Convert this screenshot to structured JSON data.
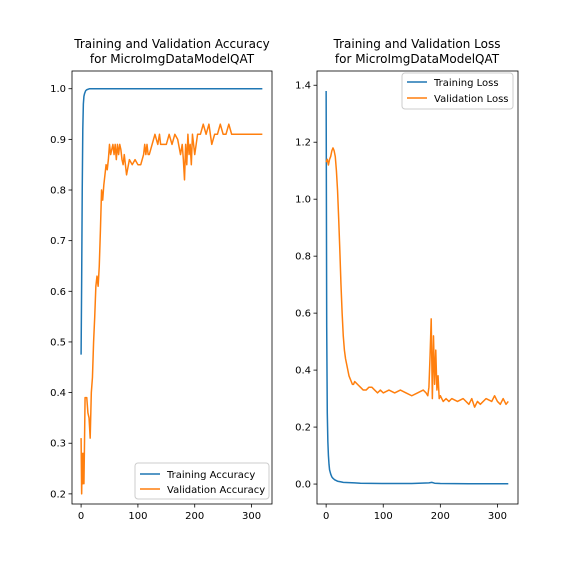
{
  "chart_data": [
    {
      "type": "line",
      "title_lines": [
        "Training and Validation Accuracy",
        "for MicroImgDataModelQAT"
      ],
      "xlabel": "",
      "ylabel": "",
      "xlim": [
        -16,
        336
      ],
      "ylim": [
        0.18,
        1.035
      ],
      "xticks": [
        0,
        100,
        200,
        300
      ],
      "yticks": [
        0.2,
        0.3,
        0.4,
        0.5,
        0.6,
        0.7,
        0.8,
        0.9,
        1.0
      ],
      "ytick_labels": [
        "0.2",
        "0.3",
        "0.4",
        "0.5",
        "0.6",
        "0.7",
        "0.8",
        "0.9",
        "1.0"
      ],
      "legend_position": "lower-right",
      "series": [
        {
          "name": "Training Accuracy",
          "color": "#1f77b4",
          "x": [
            0,
            1,
            2,
            3,
            4,
            5,
            6,
            8,
            10,
            15,
            20,
            50,
            100,
            200,
            319
          ],
          "y": [
            0.475,
            0.62,
            0.8,
            0.92,
            0.97,
            0.985,
            0.99,
            0.996,
            0.998,
            1.0,
            1.0,
            1.0,
            1.0,
            1.0,
            1.0
          ]
        },
        {
          "name": "Validation Accuracy",
          "color": "#ff7f0e",
          "x": [
            0,
            1,
            2,
            3,
            4,
            5,
            6,
            7,
            8,
            9,
            10,
            12,
            14,
            16,
            18,
            20,
            22,
            24,
            26,
            28,
            30,
            32,
            34,
            36,
            38,
            40,
            42,
            44,
            46,
            48,
            50,
            52,
            54,
            56,
            58,
            60,
            62,
            64,
            66,
            68,
            70,
            72,
            74,
            76,
            78,
            80,
            85,
            90,
            95,
            100,
            105,
            110,
            112,
            114,
            116,
            118,
            120,
            125,
            130,
            135,
            138,
            140,
            145,
            150,
            155,
            160,
            165,
            170,
            175,
            178,
            180,
            182,
            184,
            186,
            188,
            190,
            192,
            194,
            196,
            198,
            200,
            205,
            210,
            215,
            220,
            225,
            230,
            235,
            240,
            245,
            250,
            255,
            260,
            265,
            270,
            275,
            280,
            285,
            290,
            295,
            300,
            310,
            319
          ],
          "y": [
            0.31,
            0.2,
            0.28,
            0.22,
            0.28,
            0.22,
            0.3,
            0.39,
            0.39,
            0.39,
            0.39,
            0.36,
            0.35,
            0.31,
            0.4,
            0.43,
            0.5,
            0.55,
            0.61,
            0.63,
            0.61,
            0.65,
            0.72,
            0.8,
            0.78,
            0.81,
            0.83,
            0.85,
            0.84,
            0.86,
            0.89,
            0.87,
            0.88,
            0.89,
            0.87,
            0.89,
            0.86,
            0.89,
            0.87,
            0.89,
            0.88,
            0.86,
            0.85,
            0.87,
            0.85,
            0.83,
            0.86,
            0.85,
            0.86,
            0.85,
            0.85,
            0.87,
            0.89,
            0.87,
            0.89,
            0.87,
            0.87,
            0.89,
            0.91,
            0.89,
            0.91,
            0.89,
            0.89,
            0.89,
            0.91,
            0.89,
            0.91,
            0.9,
            0.87,
            0.89,
            0.86,
            0.82,
            0.89,
            0.85,
            0.91,
            0.87,
            0.89,
            0.85,
            0.91,
            0.89,
            0.87,
            0.91,
            0.91,
            0.93,
            0.91,
            0.93,
            0.89,
            0.91,
            0.91,
            0.93,
            0.91,
            0.91,
            0.93,
            0.91,
            0.91,
            0.91,
            0.91,
            0.91,
            0.91,
            0.91,
            0.91,
            0.91,
            0.91
          ]
        }
      ]
    },
    {
      "type": "line",
      "title_lines": [
        "Training and Validation Loss",
        "for MicroImgDataModelQAT"
      ],
      "xlabel": "",
      "ylabel": "",
      "xlim": [
        -16,
        336
      ],
      "ylim": [
        -0.07,
        1.45
      ],
      "xticks": [
        0,
        100,
        200,
        300
      ],
      "yticks": [
        0.0,
        0.2,
        0.4,
        0.6,
        0.8,
        1.0,
        1.2,
        1.4
      ],
      "ytick_labels": [
        "0.0",
        "0.2",
        "0.4",
        "0.6",
        "0.8",
        "1.0",
        "1.2",
        "1.4"
      ],
      "legend_position": "top-right",
      "series": [
        {
          "name": "Training Loss",
          "color": "#1f77b4",
          "x": [
            0,
            1,
            2,
            3,
            4,
            5,
            6,
            8,
            10,
            12,
            15,
            20,
            25,
            30,
            40,
            50,
            60,
            100,
            150,
            180,
            185,
            190,
            200,
            250,
            319
          ],
          "y": [
            1.38,
            0.55,
            0.25,
            0.15,
            0.1,
            0.07,
            0.05,
            0.035,
            0.025,
            0.02,
            0.015,
            0.01,
            0.008,
            0.006,
            0.005,
            0.004,
            0.003,
            0.002,
            0.002,
            0.004,
            0.006,
            0.003,
            0.002,
            0.001,
            0.001
          ]
        },
        {
          "name": "Validation Loss",
          "color": "#ff7f0e",
          "x": [
            0,
            2,
            4,
            6,
            8,
            10,
            12,
            14,
            16,
            18,
            20,
            22,
            24,
            26,
            28,
            30,
            32,
            34,
            36,
            38,
            40,
            42,
            44,
            46,
            48,
            50,
            55,
            60,
            65,
            70,
            75,
            80,
            85,
            90,
            95,
            100,
            110,
            120,
            130,
            140,
            150,
            160,
            170,
            175,
            178,
            180,
            182,
            184,
            186,
            188,
            190,
            192,
            194,
            196,
            198,
            200,
            205,
            210,
            215,
            220,
            230,
            240,
            250,
            255,
            260,
            265,
            270,
            280,
            290,
            295,
            300,
            305,
            310,
            315,
            319
          ],
          "y": [
            1.13,
            1.14,
            1.12,
            1.14,
            1.15,
            1.17,
            1.18,
            1.17,
            1.15,
            1.1,
            1.03,
            0.93,
            0.82,
            0.7,
            0.6,
            0.52,
            0.47,
            0.44,
            0.42,
            0.4,
            0.38,
            0.37,
            0.36,
            0.35,
            0.35,
            0.36,
            0.35,
            0.34,
            0.33,
            0.33,
            0.34,
            0.34,
            0.33,
            0.32,
            0.33,
            0.32,
            0.33,
            0.32,
            0.33,
            0.32,
            0.31,
            0.32,
            0.33,
            0.32,
            0.31,
            0.34,
            0.45,
            0.58,
            0.3,
            0.52,
            0.35,
            0.47,
            0.33,
            0.38,
            0.3,
            0.31,
            0.29,
            0.3,
            0.29,
            0.3,
            0.29,
            0.3,
            0.28,
            0.3,
            0.27,
            0.29,
            0.28,
            0.3,
            0.29,
            0.31,
            0.29,
            0.28,
            0.3,
            0.28,
            0.29
          ]
        }
      ]
    }
  ]
}
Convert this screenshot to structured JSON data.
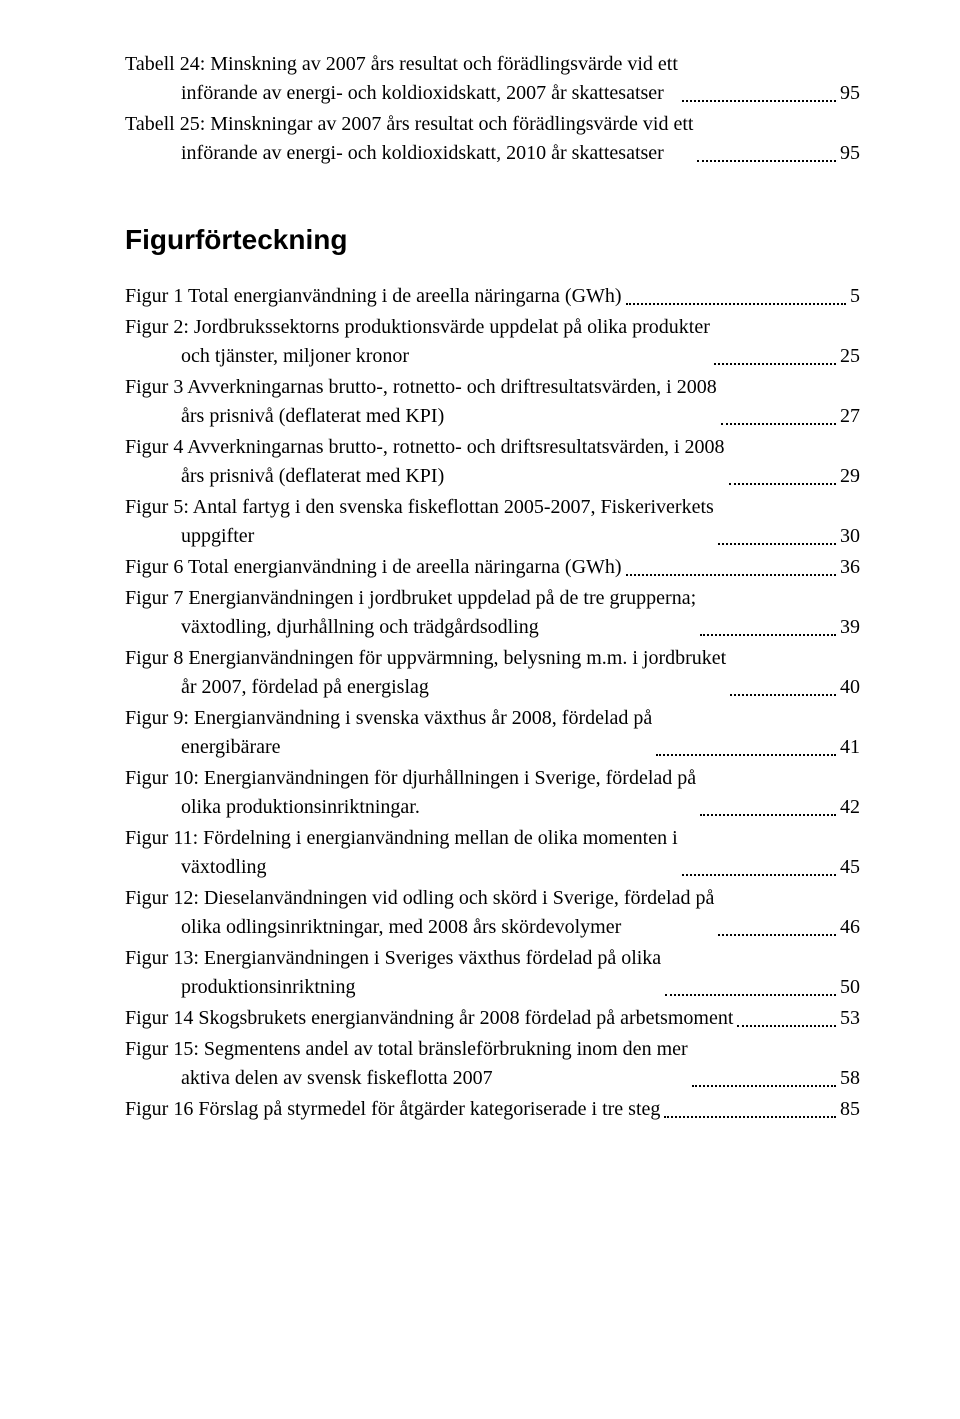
{
  "tables": [
    {
      "line1": "Tabell 24: Minskning av 2007 års resultat och förädlingsvärde vid ett",
      "line2": "införande av energi- och koldioxidskatt, 2007 år skattesatser",
      "page": "95"
    },
    {
      "line1": "Tabell 25: Minskningar av 2007 års resultat och förädlingsvärde vid ett",
      "line2": "införande av energi- och koldioxidskatt, 2010 år skattesatser",
      "page": "95"
    }
  ],
  "heading": "Figurförteckning",
  "figures": [
    {
      "line1": "Figur 1 Total energianvändning i de areella näringarna (GWh)",
      "page": "5"
    },
    {
      "line1": "Figur 2: Jordbrukssektorns produktionsvärde uppdelat på olika produkter",
      "line2": "och tjänster, miljoner kronor",
      "page": "25"
    },
    {
      "line1": "Figur 3 Avverkningarnas brutto-, rotnetto- och driftresultatsvärden, i 2008",
      "line2": "års prisnivå (deflaterat med KPI)",
      "page": "27"
    },
    {
      "line1": "Figur 4 Avverkningarnas brutto-, rotnetto- och driftsresultatsvärden, i 2008",
      "line2": "års prisnivå (deflaterat med KPI)",
      "page": "29"
    },
    {
      "line1": "Figur 5: Antal fartyg i den svenska fiskeflottan 2005-2007, Fiskeriverkets",
      "line2": "uppgifter",
      "page": "30"
    },
    {
      "line1": "Figur 6 Total energianvändning i de areella näringarna (GWh)",
      "page": "36"
    },
    {
      "line1": "Figur 7 Energianvändningen i jordbruket uppdelad på de tre grupperna;",
      "line2": "växtodling, djurhållning och trädgårdsodling",
      "page": "39"
    },
    {
      "line1": "Figur 8 Energianvändningen för uppvärmning, belysning m.m. i jordbruket",
      "line2": "år 2007, fördelad på energislag",
      "page": "40"
    },
    {
      "line1": "Figur 9: Energianvändning i svenska växthus år 2008, fördelad på",
      "line2": "energibärare",
      "page": "41"
    },
    {
      "line1": "Figur 10: Energianvändningen för djurhållningen i Sverige, fördelad på",
      "line2": "olika produktionsinriktningar.",
      "page": "42"
    },
    {
      "line1": "Figur 11: Fördelning i energianvändning mellan de olika momenten i",
      "line2": "växtodling",
      "page": "45"
    },
    {
      "line1": "Figur 12: Dieselanvändningen vid odling och skörd i Sverige, fördelad på",
      "line2": "olika odlingsinriktningar, med 2008 års skördevolymer",
      "page": "46"
    },
    {
      "line1": "Figur 13: Energianvändningen i Sveriges växthus fördelad på olika",
      "line2": "produktionsinriktning",
      "page": "50"
    },
    {
      "line1": "Figur 14 Skogsbrukets energianvändning år 2008 fördelad på arbetsmoment",
      "page": "53"
    },
    {
      "line1": "Figur 15: Segmentens andel av total bränsleförbrukning inom den mer",
      "line2": "aktiva delen av svensk fiskeflotta 2007",
      "page": "58"
    },
    {
      "line1": "Figur 16 Förslag på styrmedel för åtgärder kategoriserade i tre steg",
      "page": "85"
    }
  ]
}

* _Stated goal_
Count all lines of the data that include "areella". The answer is the number alone.

* _Exercise result_
2